Гамлет, смертельно больной "абсурдным пороком", не искал рационального выхода из драматической ситуации, в которую поставили его сюжетные обстоятельства. Он вовсе не намеревался убить Клавдия и завладеть престолом, как герой мрачной новеллы, откуда Шекспир позаимствовал сюжет своей трагедии. Зачем ему престол? Собственно, именно потому, что править Данией унизительно, Гамлет и не убил Клавдия во время молитвы. Для юного принца гибель отца – не столько позорное злодеяние, сколько органическая часть картины мира и, следовательно, еще один повод для расчета с жизнью. После беседы с призраком Гамлет создал великолепный план (недурной вопрос – о чем он думал раньше): он решил уйти из жизни, но не один, умереть – но вместе с Клавдием, еще точнее – устранить его перед тем, как уйдет сам. Осуществлением этой фантазии (месть плюс благородный уход, невозможный, недостойный, пока месть не свершится; в свою очередь, свершив ее, жить недостойно) и стала дикая заключительная сцена трагедии с несимпатичной горой трупов. К сожалению, она вполне осмысленна, ибо дарит Гамлету искомый катарсис, насыщение его "абсурдного порока". Лишь на пороге смерти, совершив все, что задумал, вдобавок, ощутив действие яда, Гамлет на минуту светлеет (увы, как и Павезе, обратившийся за помощью к Маяковскому и к "Королю Лиру"). Последним значимым поступком (но не последними словами, о словах ниже) умирающего Гамлета становится предотвращение самоубийства Горацио. От давно задуманного самоубийства – к продлению жизни друга, также рвущегося умереть. Пусть ненадолго. Впрочем, и в этот момент Гамлет называет смерть felicity – блаженством – и допивает кубок с ядом.

Несколько попутных слов о переводах релевантных кусков "Гамлета". Давайте еще раз убедимся, как страшно нас обманули; наиболее вопиющие места выделены красным.

М.Лозинский

Гамлет:

Horatio, I am dead; Горацио, я гибну;

Thou livest; report me and my cause aright Ты жив, поведай правду обо мне

To the unsatisfied. Неутоленным,

Горацио:

Never believe it: Этому не быть;

I am more an antique Roman than a Dane: Я римлянин, но датчанин душою;

Here's yet some liquor left. Есть влага в кубке.

Гамлет:

As thou'rt a man, Если ты мужчина,

Give me the cup: let go; by heaven, I'll have't. Дай кубок мне; оставь; дай, я хочу.

O good Horatio, what a wounded name, О друг, какое раненое имя,

Things standing thus unknown, shall live behind me! Скрой тайна все, осталось бы по мне!

Данные предсказания ограничивающих рамок
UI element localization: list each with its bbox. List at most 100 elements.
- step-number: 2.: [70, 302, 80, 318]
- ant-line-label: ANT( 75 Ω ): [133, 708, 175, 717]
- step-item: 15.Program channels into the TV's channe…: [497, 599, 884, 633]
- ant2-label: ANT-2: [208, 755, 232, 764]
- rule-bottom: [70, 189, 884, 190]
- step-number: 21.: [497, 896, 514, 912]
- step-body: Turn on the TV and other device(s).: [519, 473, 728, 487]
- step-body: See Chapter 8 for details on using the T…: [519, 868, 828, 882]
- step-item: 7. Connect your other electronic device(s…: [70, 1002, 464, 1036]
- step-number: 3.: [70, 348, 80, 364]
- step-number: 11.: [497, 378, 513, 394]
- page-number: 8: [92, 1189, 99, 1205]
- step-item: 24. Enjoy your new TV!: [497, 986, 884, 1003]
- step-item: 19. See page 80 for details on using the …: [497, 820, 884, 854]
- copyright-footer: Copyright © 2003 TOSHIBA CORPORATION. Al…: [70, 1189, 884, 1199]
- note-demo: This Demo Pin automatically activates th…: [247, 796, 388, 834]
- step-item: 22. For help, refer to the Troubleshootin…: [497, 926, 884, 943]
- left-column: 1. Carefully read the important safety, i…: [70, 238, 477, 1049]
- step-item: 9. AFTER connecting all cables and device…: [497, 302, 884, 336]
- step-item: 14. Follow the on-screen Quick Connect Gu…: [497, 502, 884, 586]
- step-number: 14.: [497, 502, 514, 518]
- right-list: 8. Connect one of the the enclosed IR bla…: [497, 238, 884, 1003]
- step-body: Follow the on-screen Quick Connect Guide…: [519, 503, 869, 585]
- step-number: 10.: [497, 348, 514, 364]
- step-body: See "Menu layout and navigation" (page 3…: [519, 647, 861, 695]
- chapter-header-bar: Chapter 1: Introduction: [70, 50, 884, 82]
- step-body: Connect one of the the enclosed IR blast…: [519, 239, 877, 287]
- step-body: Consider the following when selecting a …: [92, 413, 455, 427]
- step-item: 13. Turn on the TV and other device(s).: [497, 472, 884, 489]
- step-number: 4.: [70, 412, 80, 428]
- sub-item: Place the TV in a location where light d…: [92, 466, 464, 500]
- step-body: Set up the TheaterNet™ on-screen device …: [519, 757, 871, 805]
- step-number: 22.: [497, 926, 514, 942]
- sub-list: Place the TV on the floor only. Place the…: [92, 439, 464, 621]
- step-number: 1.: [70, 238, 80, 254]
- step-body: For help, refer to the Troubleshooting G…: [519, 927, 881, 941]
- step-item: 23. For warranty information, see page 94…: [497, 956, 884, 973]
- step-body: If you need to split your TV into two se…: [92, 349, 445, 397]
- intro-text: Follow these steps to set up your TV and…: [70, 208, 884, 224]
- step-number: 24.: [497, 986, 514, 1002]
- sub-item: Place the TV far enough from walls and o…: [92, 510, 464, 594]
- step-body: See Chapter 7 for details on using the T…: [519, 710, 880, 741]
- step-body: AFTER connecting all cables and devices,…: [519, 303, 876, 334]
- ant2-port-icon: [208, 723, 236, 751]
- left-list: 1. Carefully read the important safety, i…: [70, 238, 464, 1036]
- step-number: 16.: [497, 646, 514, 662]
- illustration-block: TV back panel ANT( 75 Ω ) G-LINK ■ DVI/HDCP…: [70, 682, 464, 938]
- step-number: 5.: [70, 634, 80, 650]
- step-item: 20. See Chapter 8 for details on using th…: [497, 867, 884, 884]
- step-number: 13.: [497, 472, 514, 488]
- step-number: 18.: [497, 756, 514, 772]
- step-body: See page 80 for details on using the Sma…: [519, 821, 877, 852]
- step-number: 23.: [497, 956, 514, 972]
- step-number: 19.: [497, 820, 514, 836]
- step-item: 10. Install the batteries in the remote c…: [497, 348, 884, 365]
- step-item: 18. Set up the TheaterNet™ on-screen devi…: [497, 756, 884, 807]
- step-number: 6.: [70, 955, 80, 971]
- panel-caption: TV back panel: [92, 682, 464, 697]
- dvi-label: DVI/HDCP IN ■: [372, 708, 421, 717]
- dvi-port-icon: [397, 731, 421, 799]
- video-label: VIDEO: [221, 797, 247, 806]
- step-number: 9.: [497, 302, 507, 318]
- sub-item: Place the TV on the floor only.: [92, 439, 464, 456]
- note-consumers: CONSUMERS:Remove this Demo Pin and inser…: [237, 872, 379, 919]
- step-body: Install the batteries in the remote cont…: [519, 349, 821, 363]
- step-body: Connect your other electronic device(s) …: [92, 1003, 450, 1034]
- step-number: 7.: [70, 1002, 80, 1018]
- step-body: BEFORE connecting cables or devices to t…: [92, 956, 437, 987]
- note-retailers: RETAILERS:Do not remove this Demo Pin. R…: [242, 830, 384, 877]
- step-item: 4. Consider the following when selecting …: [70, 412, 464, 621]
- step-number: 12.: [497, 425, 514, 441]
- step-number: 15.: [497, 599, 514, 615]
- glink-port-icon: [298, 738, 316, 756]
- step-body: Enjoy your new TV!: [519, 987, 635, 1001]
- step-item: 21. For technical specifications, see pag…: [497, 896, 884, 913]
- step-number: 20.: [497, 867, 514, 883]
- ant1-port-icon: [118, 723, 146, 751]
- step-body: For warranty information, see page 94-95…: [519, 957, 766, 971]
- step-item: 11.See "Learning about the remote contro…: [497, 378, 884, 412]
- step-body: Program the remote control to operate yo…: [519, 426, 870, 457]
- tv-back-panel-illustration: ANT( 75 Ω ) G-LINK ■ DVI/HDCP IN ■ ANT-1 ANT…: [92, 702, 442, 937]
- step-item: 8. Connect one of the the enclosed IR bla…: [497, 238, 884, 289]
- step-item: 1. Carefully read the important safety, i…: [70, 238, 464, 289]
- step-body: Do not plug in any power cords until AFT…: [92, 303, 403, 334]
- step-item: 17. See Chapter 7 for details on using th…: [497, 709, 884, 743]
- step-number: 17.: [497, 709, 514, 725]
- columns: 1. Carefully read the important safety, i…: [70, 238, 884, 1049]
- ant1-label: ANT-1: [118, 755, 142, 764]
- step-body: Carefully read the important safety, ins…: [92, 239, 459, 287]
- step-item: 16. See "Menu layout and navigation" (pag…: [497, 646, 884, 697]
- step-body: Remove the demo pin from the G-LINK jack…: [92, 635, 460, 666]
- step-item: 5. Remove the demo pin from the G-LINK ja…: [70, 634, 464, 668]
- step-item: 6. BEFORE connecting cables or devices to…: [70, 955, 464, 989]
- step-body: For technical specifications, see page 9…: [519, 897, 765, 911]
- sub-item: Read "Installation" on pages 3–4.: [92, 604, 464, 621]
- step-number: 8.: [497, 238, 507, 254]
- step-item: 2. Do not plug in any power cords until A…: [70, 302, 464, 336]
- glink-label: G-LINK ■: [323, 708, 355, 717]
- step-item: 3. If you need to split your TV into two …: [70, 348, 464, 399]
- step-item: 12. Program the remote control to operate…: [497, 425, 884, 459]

- [ЗАДАНИЯ]:
1 - Ответьте на вопросы по тексту о Гамлете:
(a) Почему, согласно тексту, Гамлет не убил Клавдия во время молитвы?
(b) Каким словом Гамлет называет смерть, когда допивает кубок с ядом?
(c) Чей перевод цитируется после слов о «переводах релевантных кусков»?
2 - Допишите следующую часть текста о Гамлете, начиная сразу после последней приведенной строки.

- [НУМЕРОВАННЫЕ ОТВЕТЫ]:
1 -
(a) Потому что править Данией унизительно.
(b) Словом felicity, то есть «блаженство».
(c) Перевод М. Лозинского.

2 -
If thou didst ever hold me in thy heart Когда меня в своем хранил ты сердце,

Absent thee from felicity awhile, То отстранясь на время от блаженства,

And in this harsh world draw thy breath in pain, Дыши в суровом мире, чтоб мою

To tell my story. Поведать повесть.

Б.Пастернак

Гамлет: …все кончено, Гораций.

Ты жив. Расскажешь правду обо мне

Непосвященным.

Горацио: Этого не будет.

Я не датчанин – римлянин скорей.

Здесь яд остался.

Гамлет: Если ты мужчина,

Дай кубок мне. Отдай его. – Каким

Бесславием покроюсь я в потомстве,

Пока не знает истины никто!

Нет, если ты мне друг, то ты на время

Поступишься блаженством. Подыши

Еще трудами мира и поведай

Про жизнь мою.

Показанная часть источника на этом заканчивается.